## TASK TO CARRY OUT
Check each line of the records below and collect those holding "document".

## Records
______________________________

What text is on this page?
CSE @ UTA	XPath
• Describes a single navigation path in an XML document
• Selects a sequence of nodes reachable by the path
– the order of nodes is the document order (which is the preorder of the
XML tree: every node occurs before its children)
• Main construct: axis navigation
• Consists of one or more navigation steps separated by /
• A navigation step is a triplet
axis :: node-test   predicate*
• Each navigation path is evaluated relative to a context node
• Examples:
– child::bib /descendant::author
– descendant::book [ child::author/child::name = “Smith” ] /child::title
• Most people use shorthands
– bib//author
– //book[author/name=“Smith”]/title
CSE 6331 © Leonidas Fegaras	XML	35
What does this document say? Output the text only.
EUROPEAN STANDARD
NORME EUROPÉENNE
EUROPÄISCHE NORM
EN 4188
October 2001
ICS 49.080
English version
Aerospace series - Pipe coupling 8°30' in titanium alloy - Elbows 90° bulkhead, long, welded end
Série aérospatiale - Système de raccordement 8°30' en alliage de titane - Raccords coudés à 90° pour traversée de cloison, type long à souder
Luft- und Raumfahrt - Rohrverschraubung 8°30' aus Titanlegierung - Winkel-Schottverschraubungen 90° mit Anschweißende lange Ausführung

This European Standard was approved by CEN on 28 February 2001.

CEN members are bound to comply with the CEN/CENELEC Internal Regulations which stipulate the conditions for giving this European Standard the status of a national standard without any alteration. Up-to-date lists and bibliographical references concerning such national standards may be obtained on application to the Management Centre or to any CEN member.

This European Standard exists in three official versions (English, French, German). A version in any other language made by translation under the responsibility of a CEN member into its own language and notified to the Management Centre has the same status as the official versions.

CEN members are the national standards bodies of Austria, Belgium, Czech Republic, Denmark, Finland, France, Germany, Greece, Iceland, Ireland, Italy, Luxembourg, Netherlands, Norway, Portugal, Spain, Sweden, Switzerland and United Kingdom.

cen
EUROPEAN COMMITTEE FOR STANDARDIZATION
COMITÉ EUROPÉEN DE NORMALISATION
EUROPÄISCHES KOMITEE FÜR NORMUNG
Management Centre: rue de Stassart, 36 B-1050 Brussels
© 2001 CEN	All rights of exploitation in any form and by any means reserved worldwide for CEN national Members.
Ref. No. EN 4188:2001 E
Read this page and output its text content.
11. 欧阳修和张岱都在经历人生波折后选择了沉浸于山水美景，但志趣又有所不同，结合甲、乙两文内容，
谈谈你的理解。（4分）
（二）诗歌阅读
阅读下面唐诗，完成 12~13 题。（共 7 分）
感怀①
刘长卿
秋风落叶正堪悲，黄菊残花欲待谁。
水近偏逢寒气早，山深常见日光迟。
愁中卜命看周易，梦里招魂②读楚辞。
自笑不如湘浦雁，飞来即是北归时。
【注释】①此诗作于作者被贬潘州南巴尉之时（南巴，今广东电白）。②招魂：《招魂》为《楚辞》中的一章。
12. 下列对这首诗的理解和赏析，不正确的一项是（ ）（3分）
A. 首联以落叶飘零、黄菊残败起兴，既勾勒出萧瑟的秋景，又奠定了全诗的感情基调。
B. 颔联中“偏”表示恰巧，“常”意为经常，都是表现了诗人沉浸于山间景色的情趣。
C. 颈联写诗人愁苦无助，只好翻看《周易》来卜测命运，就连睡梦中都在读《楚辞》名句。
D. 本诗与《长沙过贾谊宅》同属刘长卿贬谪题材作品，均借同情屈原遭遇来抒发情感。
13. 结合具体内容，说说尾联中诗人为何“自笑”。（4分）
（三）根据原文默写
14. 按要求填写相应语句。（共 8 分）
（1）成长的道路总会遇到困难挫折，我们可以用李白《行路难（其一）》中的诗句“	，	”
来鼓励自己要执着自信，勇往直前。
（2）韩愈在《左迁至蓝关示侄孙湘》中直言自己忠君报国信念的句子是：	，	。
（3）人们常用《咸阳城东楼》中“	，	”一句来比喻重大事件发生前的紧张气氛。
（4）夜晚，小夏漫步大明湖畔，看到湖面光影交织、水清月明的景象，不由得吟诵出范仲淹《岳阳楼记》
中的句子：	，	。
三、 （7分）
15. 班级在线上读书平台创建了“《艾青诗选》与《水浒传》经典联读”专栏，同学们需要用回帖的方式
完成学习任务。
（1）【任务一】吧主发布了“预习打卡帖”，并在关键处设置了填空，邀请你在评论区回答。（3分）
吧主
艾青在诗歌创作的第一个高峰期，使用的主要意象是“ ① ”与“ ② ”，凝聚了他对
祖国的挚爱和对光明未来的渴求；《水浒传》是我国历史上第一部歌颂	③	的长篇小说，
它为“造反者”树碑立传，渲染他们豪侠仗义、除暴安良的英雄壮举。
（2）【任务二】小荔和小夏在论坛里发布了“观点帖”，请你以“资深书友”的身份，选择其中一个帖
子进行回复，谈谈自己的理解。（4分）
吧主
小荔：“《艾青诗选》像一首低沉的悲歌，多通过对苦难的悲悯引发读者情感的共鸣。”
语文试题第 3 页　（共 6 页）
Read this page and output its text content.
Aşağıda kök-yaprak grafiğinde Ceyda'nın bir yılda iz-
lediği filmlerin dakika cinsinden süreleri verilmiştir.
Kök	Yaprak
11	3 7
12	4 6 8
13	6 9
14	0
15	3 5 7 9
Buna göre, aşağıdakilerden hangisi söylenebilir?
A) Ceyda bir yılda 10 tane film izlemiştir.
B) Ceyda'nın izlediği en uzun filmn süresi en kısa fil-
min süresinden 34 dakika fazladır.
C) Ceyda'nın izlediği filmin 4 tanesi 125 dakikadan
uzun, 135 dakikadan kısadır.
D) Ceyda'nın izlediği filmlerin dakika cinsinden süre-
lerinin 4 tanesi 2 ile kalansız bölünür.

______________________________

## RESULT FOR THIS TASK
• Describes a single navigation path in an XML document
– the order of nodes is the document order (which is the preorder of the
What does this document say? Output the text only.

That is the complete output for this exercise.